→ What needs to be done
Find and copy lines holding "Betz".

(Records excerpted from a collection)
=-=-=
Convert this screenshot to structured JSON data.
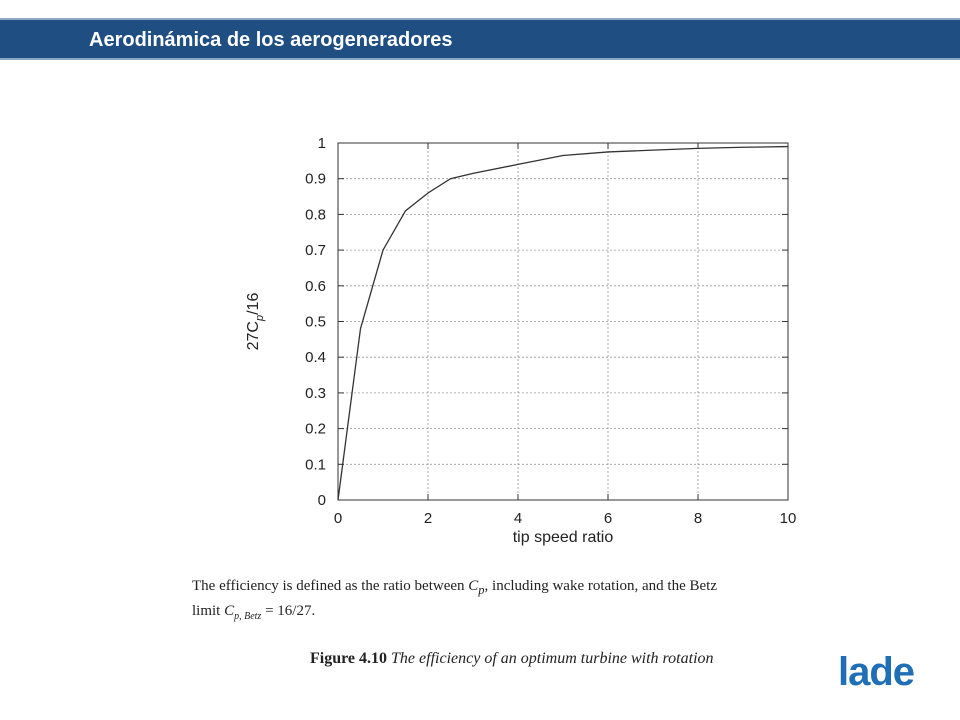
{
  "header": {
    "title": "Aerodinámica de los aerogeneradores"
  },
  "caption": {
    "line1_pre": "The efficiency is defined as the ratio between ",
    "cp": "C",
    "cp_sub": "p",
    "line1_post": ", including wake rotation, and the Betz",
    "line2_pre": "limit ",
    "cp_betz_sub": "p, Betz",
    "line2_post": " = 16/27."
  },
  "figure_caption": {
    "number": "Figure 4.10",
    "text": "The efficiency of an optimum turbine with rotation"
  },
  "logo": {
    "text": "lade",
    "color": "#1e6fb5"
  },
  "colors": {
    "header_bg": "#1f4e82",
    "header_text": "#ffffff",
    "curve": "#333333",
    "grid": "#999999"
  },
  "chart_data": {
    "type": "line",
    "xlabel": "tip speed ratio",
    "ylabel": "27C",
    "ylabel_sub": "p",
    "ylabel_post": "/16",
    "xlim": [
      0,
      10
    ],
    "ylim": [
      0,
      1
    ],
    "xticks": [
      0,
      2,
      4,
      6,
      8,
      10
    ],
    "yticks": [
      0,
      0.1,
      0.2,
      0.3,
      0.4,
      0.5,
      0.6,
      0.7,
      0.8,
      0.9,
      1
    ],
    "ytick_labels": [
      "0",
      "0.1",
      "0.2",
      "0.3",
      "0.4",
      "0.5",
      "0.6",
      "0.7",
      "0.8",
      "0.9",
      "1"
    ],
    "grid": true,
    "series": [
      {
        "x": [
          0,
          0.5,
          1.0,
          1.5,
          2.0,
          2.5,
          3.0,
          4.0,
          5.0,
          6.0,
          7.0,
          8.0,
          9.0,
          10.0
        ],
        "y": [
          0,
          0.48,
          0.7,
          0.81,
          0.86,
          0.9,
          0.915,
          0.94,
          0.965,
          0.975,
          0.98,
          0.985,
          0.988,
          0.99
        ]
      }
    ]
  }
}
=-=-=
→ The reply
    "line1_post": ", including wake rotation, and the Betz",
    "cp_betz_sub": "p, Betz",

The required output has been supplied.